EXERCISE. Write out the data below in full. Keep it exact.

GIVEN RECORDS.
#####

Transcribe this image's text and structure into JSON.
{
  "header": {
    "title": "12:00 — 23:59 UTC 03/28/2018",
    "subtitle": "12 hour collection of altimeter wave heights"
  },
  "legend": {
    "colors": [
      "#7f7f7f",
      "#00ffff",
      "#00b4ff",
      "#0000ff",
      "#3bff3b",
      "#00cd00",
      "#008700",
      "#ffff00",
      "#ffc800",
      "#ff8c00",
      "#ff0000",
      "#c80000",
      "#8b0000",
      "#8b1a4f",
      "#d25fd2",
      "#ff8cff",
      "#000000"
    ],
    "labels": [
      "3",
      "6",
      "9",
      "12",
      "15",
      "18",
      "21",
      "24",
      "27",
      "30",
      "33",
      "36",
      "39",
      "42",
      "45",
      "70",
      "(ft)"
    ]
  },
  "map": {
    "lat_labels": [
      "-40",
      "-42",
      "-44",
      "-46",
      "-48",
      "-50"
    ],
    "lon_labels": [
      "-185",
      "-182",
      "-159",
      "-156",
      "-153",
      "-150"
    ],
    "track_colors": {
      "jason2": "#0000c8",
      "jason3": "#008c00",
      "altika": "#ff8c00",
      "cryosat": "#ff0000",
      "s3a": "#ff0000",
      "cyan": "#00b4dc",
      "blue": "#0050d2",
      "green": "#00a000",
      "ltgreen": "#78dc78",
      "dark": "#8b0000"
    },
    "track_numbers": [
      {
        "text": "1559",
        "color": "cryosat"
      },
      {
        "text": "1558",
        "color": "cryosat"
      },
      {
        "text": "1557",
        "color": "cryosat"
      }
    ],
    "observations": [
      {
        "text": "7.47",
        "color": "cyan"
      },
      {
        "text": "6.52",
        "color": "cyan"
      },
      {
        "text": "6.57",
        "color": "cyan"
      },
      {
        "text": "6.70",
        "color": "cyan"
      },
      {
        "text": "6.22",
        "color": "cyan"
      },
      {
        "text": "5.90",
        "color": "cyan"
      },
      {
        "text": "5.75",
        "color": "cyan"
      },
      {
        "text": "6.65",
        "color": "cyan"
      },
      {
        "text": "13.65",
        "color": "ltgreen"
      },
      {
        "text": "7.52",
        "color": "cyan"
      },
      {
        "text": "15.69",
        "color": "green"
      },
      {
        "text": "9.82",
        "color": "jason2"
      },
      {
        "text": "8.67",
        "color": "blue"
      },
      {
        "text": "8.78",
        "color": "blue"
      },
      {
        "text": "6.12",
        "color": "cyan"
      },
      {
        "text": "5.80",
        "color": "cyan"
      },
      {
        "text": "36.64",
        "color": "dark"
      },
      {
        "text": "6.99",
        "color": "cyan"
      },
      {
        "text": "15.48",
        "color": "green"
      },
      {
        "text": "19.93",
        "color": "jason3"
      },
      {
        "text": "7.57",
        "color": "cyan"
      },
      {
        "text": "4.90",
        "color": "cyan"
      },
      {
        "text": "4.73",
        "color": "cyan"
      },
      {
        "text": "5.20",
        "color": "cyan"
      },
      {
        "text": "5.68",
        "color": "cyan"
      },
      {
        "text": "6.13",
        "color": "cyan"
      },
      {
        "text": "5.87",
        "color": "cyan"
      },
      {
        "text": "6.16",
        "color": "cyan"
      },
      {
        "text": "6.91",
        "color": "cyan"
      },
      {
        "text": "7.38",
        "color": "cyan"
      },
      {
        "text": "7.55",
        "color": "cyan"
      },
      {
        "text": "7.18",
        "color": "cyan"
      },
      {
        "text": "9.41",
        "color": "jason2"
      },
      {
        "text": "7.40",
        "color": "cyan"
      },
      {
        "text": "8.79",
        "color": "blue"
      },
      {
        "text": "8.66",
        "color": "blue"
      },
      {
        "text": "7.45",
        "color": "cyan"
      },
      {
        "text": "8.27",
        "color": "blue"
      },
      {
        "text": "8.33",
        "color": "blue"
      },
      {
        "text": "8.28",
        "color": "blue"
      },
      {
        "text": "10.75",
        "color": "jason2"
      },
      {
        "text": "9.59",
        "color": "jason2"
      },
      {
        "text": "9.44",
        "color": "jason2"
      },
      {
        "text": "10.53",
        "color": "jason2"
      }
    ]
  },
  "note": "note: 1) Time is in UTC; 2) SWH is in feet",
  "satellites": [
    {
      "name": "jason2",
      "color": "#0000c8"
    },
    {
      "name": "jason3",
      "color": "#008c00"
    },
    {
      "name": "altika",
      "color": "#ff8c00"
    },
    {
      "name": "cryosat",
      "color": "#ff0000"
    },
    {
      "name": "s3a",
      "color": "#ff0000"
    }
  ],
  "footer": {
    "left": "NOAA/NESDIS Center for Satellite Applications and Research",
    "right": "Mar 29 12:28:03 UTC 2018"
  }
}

#####

THE RESPONSE.
Transcribe this image's text and structure into JSON.
{
  "header": {
    "title": "12:00 — 23:59 UTC 03/28/2018",
    "subtitle": "12 hour collection of altimeter wave heights"
  },
  "legend": {
    "colors": [
      "#7f7f7f",
      "#00ffff",
      "#00b4ff",
      "#0000ff",
      "#3bff3b",
      "#00cd00",
      "#008700",
      "#ffff00",
      "#ffc800",
      "#ff8c00",
      "#ff0000",
      "#c80000",
      "#8b0000",
      "#8b1a4f",
      "#d25fd2",
      "#ff8cff",
      "#000000"
    ],
    "labels": [
      "3",
      "6",
      "9",
      "12",
      "15",
      "18",
      "21",
      "24",
      "27",
      "30",
      "33",
      "36",
      "39",
      "42",
      "45",
      "70",
      "(ft)"
    ]
  },
  "map": {
    "lat_labels": [
      "-40",
      "-42",
      "-44",
      "-46",
      "-48",
      "-50"
    ],
    "lon_labels": [
      "-185",
      "-182",
      "-159",
      "-156",
      "-153",
      "-150"
    ],
    "track_colors": {
      "jason2": "#0000c8",
      "jason3": "#008c00",
      "altika": "#ff8c00",
      "cryosat": "#ff0000",
      "s3a": "#ff0000",
      "cyan": "#00b4dc",
      "blue": "#0050d2",
      "green": "#00a000",
      "ltgreen": "#78dc78",
      "dark": "#8b0000"
    },
    "track_numbers": [
      {
        "text": "1559",
        "color": "cryosat"
      },
      {
        "text": "1558",
        "color": "cryosat"
      },
      {
        "text": "1557",
        "color": "cryosat"
      }
    ],
    "observations": [
      {
        "text": "7.47",
        "color": "cyan"
      },
      {
        "text": "6.52",
        "color": "cyan"
      },
      {
        "text": "6.57",
        "color": "cyan"
      },
      {
        "text": "6.70",
        "color": "cyan"
      },
      {
        "text": "6.22",
        "color": "cyan"
      },
      {
        "text": "5.90",
        "color": "cyan"
      },
      {
        "text": "5.75",
        "color": "cyan"
      },
      {
        "text": "6.65",
        "color": "cyan"
      },
      {
        "text": "13.65",
        "color": "ltgreen"
      },
      {
        "text": "7.52",
        "color": "cyan"
      },
      {
        "text": "15.69",
        "color": "green"
      },
      {
        "text": "9.82",
        "color": "jason2"
      },
      {
        "text": "8.67",
        "color": "blue"
      },
      {
        "text": "8.78",
        "color": "blue"
      },
      {
        "text": "6.12",
        "color": "cyan"
      },
      {
        "text": "5.80",
        "color": "cyan"
      },
      {
        "text": "36.64",
        "color": "dark"
      },
      {
        "text": "6.99",
        "color": "cyan"
      },
      {
        "text": "15.48",
        "color": "green"
      },
      {
        "text": "19.93",
        "color": "jason3"
      },
      {
        "text": "7.57",
        "color": "cyan"
      },
      {
        "text": "4.90",
        "color": "cyan"
      },
      {
        "text": "4.73",
        "color": "cyan"
      },
      {
        "text": "5.20",
        "color": "cyan"
      },
      {
        "text": "5.68",
        "color": "cyan"
      },
      {
        "text": "6.13",
        "color": "cyan"
      },
      {
        "text": "5.87",
        "color": "cyan"
      },
      {
        "text": "6.16",
        "color": "cyan"
      },
      {
        "text": "6.91",
        "color": "cyan"
      },
      {
        "text": "7.38",
        "color": "cyan"
      },
      {
        "text": "7.55",
        "color": "cyan"
      },
      {
        "text": "7.18",
        "color": "cyan"
      },
      {
        "text": "9.41",
        "color": "jason2"
      },
      {
        "text": "7.40",
        "color": "cyan"
      },
      {
        "text": "8.79",
        "color": "blue"
      },
      {
        "text": "8.66",
        "color": "blue"
      },
      {
        "text": "7.45",
        "color": "cyan"
      },
      {
        "text": "8.27",
        "color": "blue"
      },
      {
        "text": "8.33",
        "color": "blue"
      },
      {
        "text": "8.28",
        "color": "blue"
      },
      {
        "text": "10.75",
        "color": "jason2"
      },
      {
        "text": "9.59",
        "color": "jason2"
      },
      {
        "text": "9.44",
        "color": "jason2"
      },
      {
        "text": "10.53",
        "color": "jason2"
      }
    ]
  },
  "note": "note: 1) Time is in UTC; 2) SWH is in feet",
  "satellites": [
    {
      "name": "jason2",
      "color": "#0000c8"
    },
    {
      "name": "jason3",
      "color": "#008c00"
    },
    {
      "name": "altika",
      "color": "#ff8c00"
    },
    {
      "name": "cryosat",
      "color": "#ff0000"
    },
    {
      "name": "s3a",
      "color": "#ff0000"
    }
  ],
  "footer": {
    "left": "NOAA/NESDIS Center for Satellite Applications and Research",
    "right": "Mar 29 12:28:03 UTC 2018"
  }
}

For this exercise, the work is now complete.